(Aim): Locate every line in the records below that contains the word "inverted", and copy each one.

Entries with figure data:
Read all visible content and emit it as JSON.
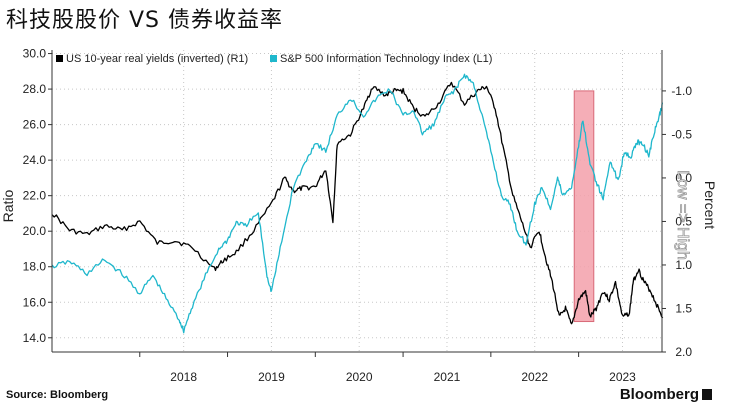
{
  "title": "科技股股价 VS 债券收益率",
  "source": "Source: Bloomberg",
  "brand": "Bloomberg",
  "chart_data": {
    "type": "line",
    "x_tick_labels": [
      "2018",
      "2019",
      "2020",
      "2021",
      "2022",
      "2023"
    ],
    "left_axis": {
      "label": "Ratio",
      "ylim": [
        13.2,
        30.2
      ],
      "ticks": [
        "14.0",
        "16.0",
        "18.0",
        "20.0",
        "22.0",
        "24.0",
        "26.0",
        "28.0",
        "30.0"
      ]
    },
    "right_axis": {
      "label": "Percent",
      "inner_label": "Low => High",
      "ylim": [
        2.0,
        -1.47
      ],
      "inverted": true,
      "ticks": [
        "-1.0",
        "-0.5",
        "0.0",
        "0.5",
        "1.0",
        "1.5",
        "2.0"
      ]
    },
    "legend_placement": "top-left",
    "highlight": {
      "x_range": [
        2022.95,
        2023.15
      ],
      "color": "#f3a0aa"
    },
    "series": [
      {
        "name": "US 10-year real yields (inverted) (R1)",
        "axis": "right",
        "color": "#000000",
        "points": [
          [
            2017.0,
            0.4
          ],
          [
            2017.2,
            0.6
          ],
          [
            2017.4,
            0.65
          ],
          [
            2017.6,
            0.55
          ],
          [
            2017.8,
            0.6
          ],
          [
            2018.0,
            0.5
          ],
          [
            2018.2,
            0.75
          ],
          [
            2018.4,
            0.72
          ],
          [
            2018.6,
            0.8
          ],
          [
            2018.85,
            1.05
          ],
          [
            2018.95,
            0.95
          ],
          [
            2019.1,
            0.85
          ],
          [
            2019.3,
            0.6
          ],
          [
            2019.5,
            0.3
          ],
          [
            2019.65,
            0.0
          ],
          [
            2019.75,
            0.15
          ],
          [
            2019.85,
            0.12
          ],
          [
            2020.0,
            0.1
          ],
          [
            2020.12,
            -0.1
          ],
          [
            2020.2,
            0.5
          ],
          [
            2020.25,
            -0.4
          ],
          [
            2020.4,
            -0.5
          ],
          [
            2020.55,
            -0.8
          ],
          [
            2020.65,
            -1.05
          ],
          [
            2020.8,
            -0.95
          ],
          [
            2020.9,
            -1.0
          ],
          [
            2021.0,
            -1.0
          ],
          [
            2021.12,
            -0.8
          ],
          [
            2021.25,
            -0.7
          ],
          [
            2021.4,
            -0.85
          ],
          [
            2021.55,
            -1.1
          ],
          [
            2021.7,
            -0.85
          ],
          [
            2021.85,
            -1.0
          ],
          [
            2021.95,
            -1.05
          ],
          [
            2022.05,
            -0.8
          ],
          [
            2022.15,
            -0.3
          ],
          [
            2022.25,
            0.2
          ],
          [
            2022.35,
            0.5
          ],
          [
            2022.45,
            0.8
          ],
          [
            2022.55,
            0.6
          ],
          [
            2022.62,
            0.9
          ],
          [
            2022.7,
            1.2
          ],
          [
            2022.78,
            1.6
          ],
          [
            2022.85,
            1.5
          ],
          [
            2022.92,
            1.7
          ],
          [
            2023.0,
            1.4
          ],
          [
            2023.08,
            1.3
          ],
          [
            2023.13,
            1.6
          ],
          [
            2023.2,
            1.5
          ],
          [
            2023.28,
            1.3
          ],
          [
            2023.35,
            1.4
          ],
          [
            2023.42,
            1.2
          ],
          [
            2023.5,
            1.6
          ],
          [
            2023.58,
            1.55
          ],
          [
            2023.62,
            1.2
          ],
          [
            2023.68,
            1.05
          ],
          [
            2023.75,
            1.2
          ],
          [
            2023.82,
            1.3
          ],
          [
            2023.9,
            1.48
          ],
          [
            2023.96,
            1.6
          ]
        ]
      },
      {
        "name": "S&P 500 Information Technology Index (L1)",
        "axis": "left",
        "color": "#1fb7cc",
        "points": [
          [
            2017.0,
            18.0
          ],
          [
            2017.2,
            18.3
          ],
          [
            2017.4,
            17.6
          ],
          [
            2017.6,
            18.4
          ],
          [
            2017.8,
            17.6
          ],
          [
            2018.0,
            16.5
          ],
          [
            2018.15,
            17.5
          ],
          [
            2018.3,
            16.2
          ],
          [
            2018.45,
            15.0
          ],
          [
            2018.5,
            14.4
          ],
          [
            2018.6,
            15.8
          ],
          [
            2018.75,
            17.5
          ],
          [
            2018.9,
            19.0
          ],
          [
            2019.0,
            19.5
          ],
          [
            2019.1,
            20.5
          ],
          [
            2019.2,
            20.3
          ],
          [
            2019.35,
            21.0
          ],
          [
            2019.45,
            17.5
          ],
          [
            2019.5,
            16.6
          ],
          [
            2019.6,
            19.0
          ],
          [
            2019.75,
            22.5
          ],
          [
            2019.9,
            24.0
          ],
          [
            2020.0,
            25.0
          ],
          [
            2020.12,
            24.5
          ],
          [
            2020.25,
            26.5
          ],
          [
            2020.4,
            27.5
          ],
          [
            2020.55,
            26.5
          ],
          [
            2020.7,
            27.5
          ],
          [
            2020.85,
            28.0
          ],
          [
            2021.0,
            26.5
          ],
          [
            2021.12,
            26.8
          ],
          [
            2021.22,
            25.5
          ],
          [
            2021.35,
            26.0
          ],
          [
            2021.48,
            27.5
          ],
          [
            2021.6,
            28.0
          ],
          [
            2021.7,
            28.8
          ],
          [
            2021.8,
            28.3
          ],
          [
            2021.9,
            26.5
          ],
          [
            2022.0,
            24.5
          ],
          [
            2022.12,
            22.0
          ],
          [
            2022.22,
            21.5
          ],
          [
            2022.3,
            20.0
          ],
          [
            2022.4,
            19.3
          ],
          [
            2022.5,
            21.5
          ],
          [
            2022.58,
            22.5
          ],
          [
            2022.68,
            21.3
          ],
          [
            2022.76,
            23.0
          ],
          [
            2022.82,
            22.0
          ],
          [
            2022.92,
            22.5
          ],
          [
            2023.0,
            24.8
          ],
          [
            2023.05,
            26.3
          ],
          [
            2023.12,
            24.0
          ],
          [
            2023.2,
            22.8
          ],
          [
            2023.28,
            21.8
          ],
          [
            2023.36,
            24.0
          ],
          [
            2023.45,
            22.8
          ],
          [
            2023.52,
            24.5
          ],
          [
            2023.6,
            24.2
          ],
          [
            2023.66,
            25.0
          ],
          [
            2023.72,
            25.0
          ],
          [
            2023.8,
            24.3
          ],
          [
            2023.86,
            25.5
          ],
          [
            2023.92,
            26.5
          ],
          [
            2023.96,
            27.2
          ]
        ]
      }
    ]
  }
}
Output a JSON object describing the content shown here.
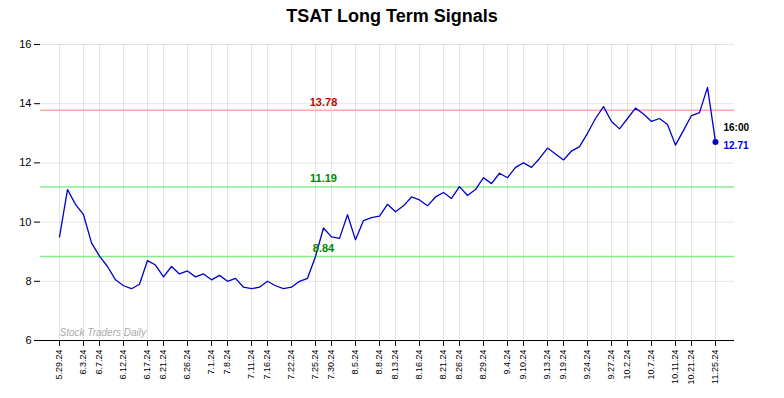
{
  "chart_data": {
    "type": "line",
    "title": "TSAT Long Term Signals",
    "categories": [
      "5.29.24",
      null,
      null,
      "6.3.24",
      null,
      "6.7.24",
      null,
      null,
      "6.12.24",
      null,
      null,
      "6.17.24",
      null,
      "6.21.24",
      null,
      null,
      "6.26.24",
      null,
      null,
      "7.1.24",
      null,
      "7.8.24",
      null,
      null,
      "7.11.24",
      null,
      "7.16.24",
      null,
      null,
      "7.22.24",
      null,
      null,
      "7.25.24",
      null,
      "7.30.24",
      null,
      null,
      "8.5.24",
      null,
      null,
      "8.8.24",
      null,
      "8.13.24",
      null,
      null,
      "8.16.24",
      null,
      null,
      "8.21.24",
      null,
      "8.26.24",
      null,
      null,
      "8.29.24",
      null,
      null,
      "9.4.24",
      null,
      "9.10.24",
      null,
      null,
      "9.13.24",
      null,
      "9.19.24",
      null,
      null,
      "9.24.24",
      null,
      null,
      "9.27.24",
      null,
      "10.2.24",
      null,
      null,
      "10.7.24",
      null,
      null,
      "10.11.24",
      null,
      "10.21.24",
      null,
      null,
      "11.25.24"
    ],
    "values": [
      9.5,
      11.1,
      10.6,
      10.25,
      9.3,
      8.85,
      8.5,
      8.05,
      7.85,
      7.75,
      7.9,
      8.7,
      8.55,
      8.15,
      8.5,
      8.25,
      8.35,
      8.15,
      8.25,
      8.05,
      8.2,
      8.0,
      8.1,
      7.8,
      7.75,
      7.8,
      8.0,
      7.85,
      7.75,
      7.8,
      8.0,
      8.1,
      8.84,
      9.8,
      9.5,
      9.45,
      10.25,
      9.4,
      10.05,
      10.15,
      10.2,
      10.6,
      10.35,
      10.55,
      10.85,
      10.75,
      10.55,
      10.85,
      11.0,
      10.8,
      11.2,
      10.9,
      11.1,
      11.5,
      11.3,
      11.65,
      11.5,
      11.85,
      12.0,
      11.85,
      12.15,
      12.5,
      12.3,
      12.1,
      12.4,
      12.55,
      13.0,
      13.5,
      13.9,
      13.4,
      13.15,
      13.5,
      13.85,
      13.65,
      13.4,
      13.5,
      13.3,
      12.6,
      13.1,
      13.6,
      13.7,
      14.55,
      12.71
    ],
    "color": "#0000cc",
    "reference_lines": [
      {
        "y": 13.78,
        "color": "#ffaaaa",
        "label": "13.78",
        "label_color": "#cc0000"
      },
      {
        "y": 11.19,
        "color": "#88ee88",
        "label": "11.19",
        "label_color": "#008800"
      },
      {
        "y": 8.84,
        "color": "#88ee88",
        "label": "8.84",
        "label_color": "#008800"
      }
    ],
    "last_point": {
      "label": "16:00",
      "value_label": "12.71",
      "value_color": "#0000cc"
    },
    "watermark": {
      "text": "Stock Traders Daily",
      "color": "#aaaaaa"
    },
    "ylim": [
      6,
      16
    ],
    "yticks": [
      6,
      8,
      10,
      12,
      14,
      16
    ],
    "grid": true
  }
}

(Full solution):
      "inverted": true,
        "name": "US 10-year real yields (inverted) (R1)",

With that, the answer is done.